What lines in the material hold the string "from"? Return every one of them.

===== RAW DATA =====

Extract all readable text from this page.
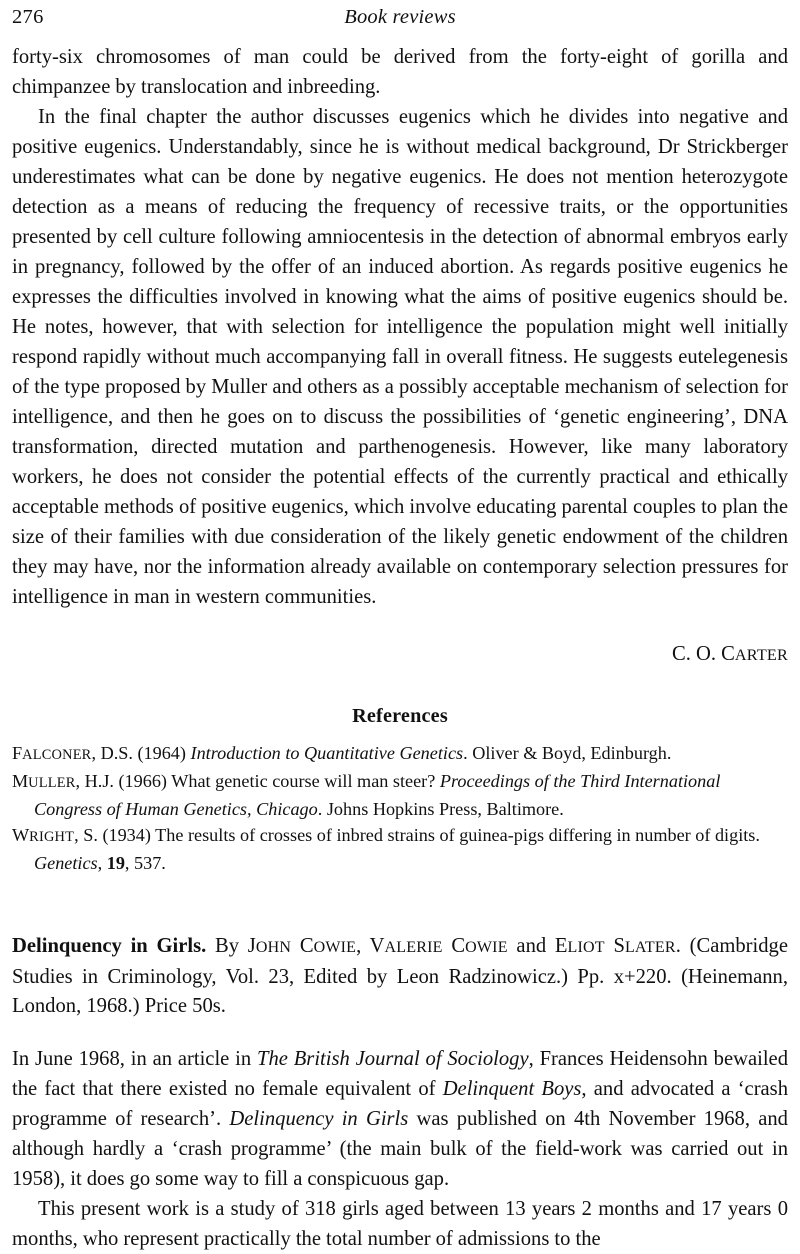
276	Book reviews

forty-six chromosomes of man could be derived from the forty-eight of gorilla and chimpanzee by translocation and inbreeding.

In the final chapter the author discusses eugenics which he divides into negative and positive eugenics. Understandably, since he is without medical background, Dr Strickberger underestimates what can be done by negative eugenics. He does not mention heterozygote detection as a means of reducing the frequency of recessive traits, or the opportunities presented by cell culture following amniocentesis in the detection of abnormal embryos early in pregnancy, followed by the offer of an induced abortion. As regards positive eugenics he expresses the difficulties involved in knowing what the aims of positive eugenics should be. He notes, however, that with selection for intelligence the population might well initially respond rapidly without much accompanying fall in overall fitness. He suggests eutelegenesis of the type proposed by Muller and others as a possibly acceptable mechanism of selection for intelligence, and then he goes on to discuss the possibilities of ‘genetic engineering’, DNA transformation, directed mutation and parthenogenesis. However, like many laboratory workers, he does not consider the potential effects of the currently practical and ethically acceptable methods of positive eugenics, which involve educating parental couples to plan the size of their families with due consideration of the likely genetic endowment of the children they may have, nor the information already available on contemporary selection pressures for intelligence in man in western communities.

C. O. CARTER
References
FALCONER, D.S. (1964) Introduction to Quantitative Genetics. Oliver & Boyd, Edinburgh.
MULLER, H.J. (1966) What genetic course will man steer? Proceedings of the Third International Congress of Human Genetics, Chicago. Johns Hopkins Press, Baltimore.
WRIGHT, S. (1934) The results of crosses of inbred strains of guinea-pigs differing in number of digits. Genetics, 19, 537.
Delinquency in Girls. By JOHN COWIE, VALERIE COWIE and ELIOT SLATER. (Cambridge Studies in Criminology, Vol. 23, Edited by Leon Radzinowicz.) Pp. x+220. (Heinemann, London, 1968.) Price 50s.

In June 1968, in an article in The British Journal of Sociology, Frances Heidensohn bewailed the fact that there existed no female equivalent of Delinquent Boys, and advocated a ‘crash programme of research’. Delinquency in Girls was published on 4th November 1968, and although hardly a ‘crash programme’ (the main bulk of the field-work was carried out in 1958), it does go some way to fill a conspicuous gap.

This present work is a study of 318 girls aged between 13 years 2 months and 17 years 0 months, who represent practically the total number of admissions to the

=====

▶ [ANSWER BOX]
Extract all readable text from this page.
forty-six chromosomes of man could be derived from the forty-eight of gorilla and chimpanzee by translocation and inbreeding.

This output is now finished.